Task instructions> From the entries that follow, gather each line holding the word "nauczania".

┄┄┄┄┄┄┄┄┄┄┄┄┄┄┄┄┄┄┄┄

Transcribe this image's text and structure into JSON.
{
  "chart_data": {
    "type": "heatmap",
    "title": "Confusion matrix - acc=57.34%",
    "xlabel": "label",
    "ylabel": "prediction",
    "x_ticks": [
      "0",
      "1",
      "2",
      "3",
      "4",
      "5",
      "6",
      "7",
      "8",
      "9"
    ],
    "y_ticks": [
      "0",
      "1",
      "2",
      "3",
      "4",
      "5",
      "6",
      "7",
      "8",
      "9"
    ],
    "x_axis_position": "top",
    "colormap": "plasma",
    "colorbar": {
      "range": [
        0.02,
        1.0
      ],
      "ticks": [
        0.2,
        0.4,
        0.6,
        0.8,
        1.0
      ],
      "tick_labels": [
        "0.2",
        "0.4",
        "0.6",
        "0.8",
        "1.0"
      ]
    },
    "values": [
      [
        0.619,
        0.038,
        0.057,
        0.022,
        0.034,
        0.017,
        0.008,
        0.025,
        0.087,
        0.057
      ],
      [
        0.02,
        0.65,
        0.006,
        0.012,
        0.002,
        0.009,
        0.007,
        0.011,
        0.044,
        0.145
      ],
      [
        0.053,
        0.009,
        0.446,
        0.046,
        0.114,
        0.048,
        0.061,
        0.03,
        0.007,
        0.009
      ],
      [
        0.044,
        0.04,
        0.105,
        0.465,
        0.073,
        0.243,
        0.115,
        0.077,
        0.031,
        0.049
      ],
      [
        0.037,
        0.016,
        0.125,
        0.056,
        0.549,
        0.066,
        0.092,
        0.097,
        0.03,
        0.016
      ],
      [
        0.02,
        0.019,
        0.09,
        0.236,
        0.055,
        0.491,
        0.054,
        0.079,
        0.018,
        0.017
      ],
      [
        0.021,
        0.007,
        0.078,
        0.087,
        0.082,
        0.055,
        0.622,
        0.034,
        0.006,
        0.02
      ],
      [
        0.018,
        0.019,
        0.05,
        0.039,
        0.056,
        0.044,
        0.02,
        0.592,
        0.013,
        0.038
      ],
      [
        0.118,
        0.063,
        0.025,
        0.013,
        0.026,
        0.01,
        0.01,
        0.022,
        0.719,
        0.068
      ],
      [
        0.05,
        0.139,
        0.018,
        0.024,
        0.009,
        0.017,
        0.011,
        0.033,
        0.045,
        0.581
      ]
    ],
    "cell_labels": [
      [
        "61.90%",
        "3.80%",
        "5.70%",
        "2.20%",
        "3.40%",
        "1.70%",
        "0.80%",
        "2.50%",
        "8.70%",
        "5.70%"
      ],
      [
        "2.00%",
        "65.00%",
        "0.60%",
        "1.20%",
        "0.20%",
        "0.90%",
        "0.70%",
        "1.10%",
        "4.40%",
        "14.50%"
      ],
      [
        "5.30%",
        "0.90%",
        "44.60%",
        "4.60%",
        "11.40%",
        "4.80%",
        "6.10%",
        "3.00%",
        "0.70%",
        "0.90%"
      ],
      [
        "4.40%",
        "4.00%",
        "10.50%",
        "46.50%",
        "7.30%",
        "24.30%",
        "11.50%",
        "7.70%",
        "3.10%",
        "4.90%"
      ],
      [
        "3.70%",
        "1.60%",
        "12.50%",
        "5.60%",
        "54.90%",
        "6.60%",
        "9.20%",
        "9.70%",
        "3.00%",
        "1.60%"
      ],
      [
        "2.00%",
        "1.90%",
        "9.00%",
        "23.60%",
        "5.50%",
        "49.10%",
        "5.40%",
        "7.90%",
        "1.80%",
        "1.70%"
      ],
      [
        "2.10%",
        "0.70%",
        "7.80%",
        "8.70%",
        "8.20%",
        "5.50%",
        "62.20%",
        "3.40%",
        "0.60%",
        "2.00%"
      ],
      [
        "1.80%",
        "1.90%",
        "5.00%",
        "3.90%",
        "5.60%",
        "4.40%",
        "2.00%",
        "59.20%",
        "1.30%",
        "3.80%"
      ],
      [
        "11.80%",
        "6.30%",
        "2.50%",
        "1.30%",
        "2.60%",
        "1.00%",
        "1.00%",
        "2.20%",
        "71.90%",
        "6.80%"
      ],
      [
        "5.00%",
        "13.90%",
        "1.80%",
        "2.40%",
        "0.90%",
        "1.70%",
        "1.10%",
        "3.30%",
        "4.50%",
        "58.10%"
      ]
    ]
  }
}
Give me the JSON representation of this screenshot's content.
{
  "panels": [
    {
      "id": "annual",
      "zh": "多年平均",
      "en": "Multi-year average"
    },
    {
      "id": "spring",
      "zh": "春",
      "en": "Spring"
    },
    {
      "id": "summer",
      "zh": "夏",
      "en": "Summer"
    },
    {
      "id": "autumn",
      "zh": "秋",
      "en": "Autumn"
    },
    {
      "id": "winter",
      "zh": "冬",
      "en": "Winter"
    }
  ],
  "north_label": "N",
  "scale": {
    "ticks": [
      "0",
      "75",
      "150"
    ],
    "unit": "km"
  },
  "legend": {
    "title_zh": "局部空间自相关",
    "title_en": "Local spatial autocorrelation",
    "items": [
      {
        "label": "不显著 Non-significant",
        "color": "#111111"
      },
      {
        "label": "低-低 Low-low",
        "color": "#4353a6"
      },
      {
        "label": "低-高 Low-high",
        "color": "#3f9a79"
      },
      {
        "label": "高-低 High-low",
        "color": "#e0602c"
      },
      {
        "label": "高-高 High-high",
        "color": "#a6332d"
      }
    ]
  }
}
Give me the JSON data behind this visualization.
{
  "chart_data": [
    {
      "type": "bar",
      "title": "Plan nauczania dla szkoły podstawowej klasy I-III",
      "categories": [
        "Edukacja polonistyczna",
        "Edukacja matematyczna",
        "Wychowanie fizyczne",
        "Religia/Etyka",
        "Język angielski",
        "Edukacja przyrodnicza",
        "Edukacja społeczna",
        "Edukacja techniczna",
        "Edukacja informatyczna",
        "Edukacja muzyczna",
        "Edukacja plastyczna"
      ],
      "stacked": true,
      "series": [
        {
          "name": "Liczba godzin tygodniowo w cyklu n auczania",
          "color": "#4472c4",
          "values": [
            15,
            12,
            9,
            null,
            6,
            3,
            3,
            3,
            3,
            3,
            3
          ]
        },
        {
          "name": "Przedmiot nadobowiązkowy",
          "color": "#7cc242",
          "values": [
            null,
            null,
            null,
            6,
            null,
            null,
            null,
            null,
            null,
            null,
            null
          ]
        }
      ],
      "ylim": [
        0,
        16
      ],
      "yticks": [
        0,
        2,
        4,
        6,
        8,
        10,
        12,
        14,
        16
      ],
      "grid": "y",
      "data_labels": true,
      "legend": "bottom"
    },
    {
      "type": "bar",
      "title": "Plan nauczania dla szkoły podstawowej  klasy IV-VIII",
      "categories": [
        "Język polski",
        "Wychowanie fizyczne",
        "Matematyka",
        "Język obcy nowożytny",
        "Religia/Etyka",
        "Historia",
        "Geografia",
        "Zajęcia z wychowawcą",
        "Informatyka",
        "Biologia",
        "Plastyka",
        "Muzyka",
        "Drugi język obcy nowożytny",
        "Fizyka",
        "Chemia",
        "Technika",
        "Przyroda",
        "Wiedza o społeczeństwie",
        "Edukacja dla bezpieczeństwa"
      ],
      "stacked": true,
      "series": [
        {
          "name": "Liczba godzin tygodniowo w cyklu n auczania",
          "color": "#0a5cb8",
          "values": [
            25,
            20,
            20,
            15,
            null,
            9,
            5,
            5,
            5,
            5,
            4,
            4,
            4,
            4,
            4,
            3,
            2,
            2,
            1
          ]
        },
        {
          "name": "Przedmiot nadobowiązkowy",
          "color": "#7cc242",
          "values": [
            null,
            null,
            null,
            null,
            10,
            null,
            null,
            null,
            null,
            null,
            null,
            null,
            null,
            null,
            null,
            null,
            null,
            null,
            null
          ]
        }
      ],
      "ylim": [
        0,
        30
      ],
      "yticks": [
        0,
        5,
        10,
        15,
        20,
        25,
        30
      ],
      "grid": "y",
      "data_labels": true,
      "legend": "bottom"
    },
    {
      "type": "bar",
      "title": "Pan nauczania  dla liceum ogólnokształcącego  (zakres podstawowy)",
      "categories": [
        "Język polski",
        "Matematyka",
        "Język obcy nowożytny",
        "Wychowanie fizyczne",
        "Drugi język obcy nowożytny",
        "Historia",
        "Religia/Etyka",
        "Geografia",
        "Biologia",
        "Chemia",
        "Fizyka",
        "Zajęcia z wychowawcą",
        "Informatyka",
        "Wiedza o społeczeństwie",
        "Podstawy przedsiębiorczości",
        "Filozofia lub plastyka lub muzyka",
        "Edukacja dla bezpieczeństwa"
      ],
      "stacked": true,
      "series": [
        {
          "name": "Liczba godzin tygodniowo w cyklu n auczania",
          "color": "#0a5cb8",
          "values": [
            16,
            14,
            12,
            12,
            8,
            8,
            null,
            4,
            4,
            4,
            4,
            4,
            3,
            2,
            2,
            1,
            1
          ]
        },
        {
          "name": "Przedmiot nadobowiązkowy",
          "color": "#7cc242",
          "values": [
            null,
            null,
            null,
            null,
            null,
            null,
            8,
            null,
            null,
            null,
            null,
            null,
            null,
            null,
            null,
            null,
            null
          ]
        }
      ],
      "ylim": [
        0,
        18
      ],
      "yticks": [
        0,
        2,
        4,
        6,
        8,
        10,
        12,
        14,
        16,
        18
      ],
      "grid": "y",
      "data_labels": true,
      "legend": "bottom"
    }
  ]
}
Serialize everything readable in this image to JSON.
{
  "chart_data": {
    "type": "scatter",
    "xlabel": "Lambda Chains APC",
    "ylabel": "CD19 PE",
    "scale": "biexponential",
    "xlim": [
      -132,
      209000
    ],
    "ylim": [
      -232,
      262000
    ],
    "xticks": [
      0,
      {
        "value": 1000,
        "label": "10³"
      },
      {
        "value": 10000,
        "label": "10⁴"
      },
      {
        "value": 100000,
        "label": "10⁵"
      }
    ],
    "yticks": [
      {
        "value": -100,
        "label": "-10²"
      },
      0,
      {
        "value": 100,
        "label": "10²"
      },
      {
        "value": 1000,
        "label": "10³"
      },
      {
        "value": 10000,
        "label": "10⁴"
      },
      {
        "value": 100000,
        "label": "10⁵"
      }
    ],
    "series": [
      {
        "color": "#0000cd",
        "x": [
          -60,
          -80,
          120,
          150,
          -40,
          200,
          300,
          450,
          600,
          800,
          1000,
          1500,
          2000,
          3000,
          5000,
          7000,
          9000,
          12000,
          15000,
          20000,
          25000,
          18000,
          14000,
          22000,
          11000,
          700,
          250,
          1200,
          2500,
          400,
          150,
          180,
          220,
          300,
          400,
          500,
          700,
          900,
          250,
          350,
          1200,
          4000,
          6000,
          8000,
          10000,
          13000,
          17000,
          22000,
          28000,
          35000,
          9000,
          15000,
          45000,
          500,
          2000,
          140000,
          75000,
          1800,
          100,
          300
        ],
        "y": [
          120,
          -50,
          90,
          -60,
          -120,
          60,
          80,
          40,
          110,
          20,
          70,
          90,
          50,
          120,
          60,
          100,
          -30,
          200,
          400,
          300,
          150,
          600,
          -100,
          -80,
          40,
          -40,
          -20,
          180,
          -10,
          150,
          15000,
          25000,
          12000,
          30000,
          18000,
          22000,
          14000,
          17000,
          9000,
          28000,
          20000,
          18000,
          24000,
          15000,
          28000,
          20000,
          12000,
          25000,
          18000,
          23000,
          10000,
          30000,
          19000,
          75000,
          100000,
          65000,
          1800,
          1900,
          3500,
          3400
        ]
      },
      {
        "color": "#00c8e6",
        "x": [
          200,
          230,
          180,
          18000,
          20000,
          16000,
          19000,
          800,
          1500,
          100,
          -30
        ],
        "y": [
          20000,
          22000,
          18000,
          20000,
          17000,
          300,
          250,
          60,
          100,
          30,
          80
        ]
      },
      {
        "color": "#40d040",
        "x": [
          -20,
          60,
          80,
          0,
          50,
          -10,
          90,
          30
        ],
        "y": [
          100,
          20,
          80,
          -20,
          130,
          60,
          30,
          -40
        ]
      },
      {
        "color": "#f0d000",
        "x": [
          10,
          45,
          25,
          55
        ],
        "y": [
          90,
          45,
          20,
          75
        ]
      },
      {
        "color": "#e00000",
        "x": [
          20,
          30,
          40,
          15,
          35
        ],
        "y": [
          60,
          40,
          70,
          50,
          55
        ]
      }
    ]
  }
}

┄┄┄┄┄┄┄┄┄┄┄┄┄┄┄┄┄┄┄┄

Problem solution>
      "title": "Plan nauczania dla szkoły podstawowej klasy I-III",
      "title": "Plan nauczania dla szkoły podstawowej  klasy IV-VIII",
      "title": "Pan nauczania  dla liceum ogólnokształcącego  (zakres podstawowy)",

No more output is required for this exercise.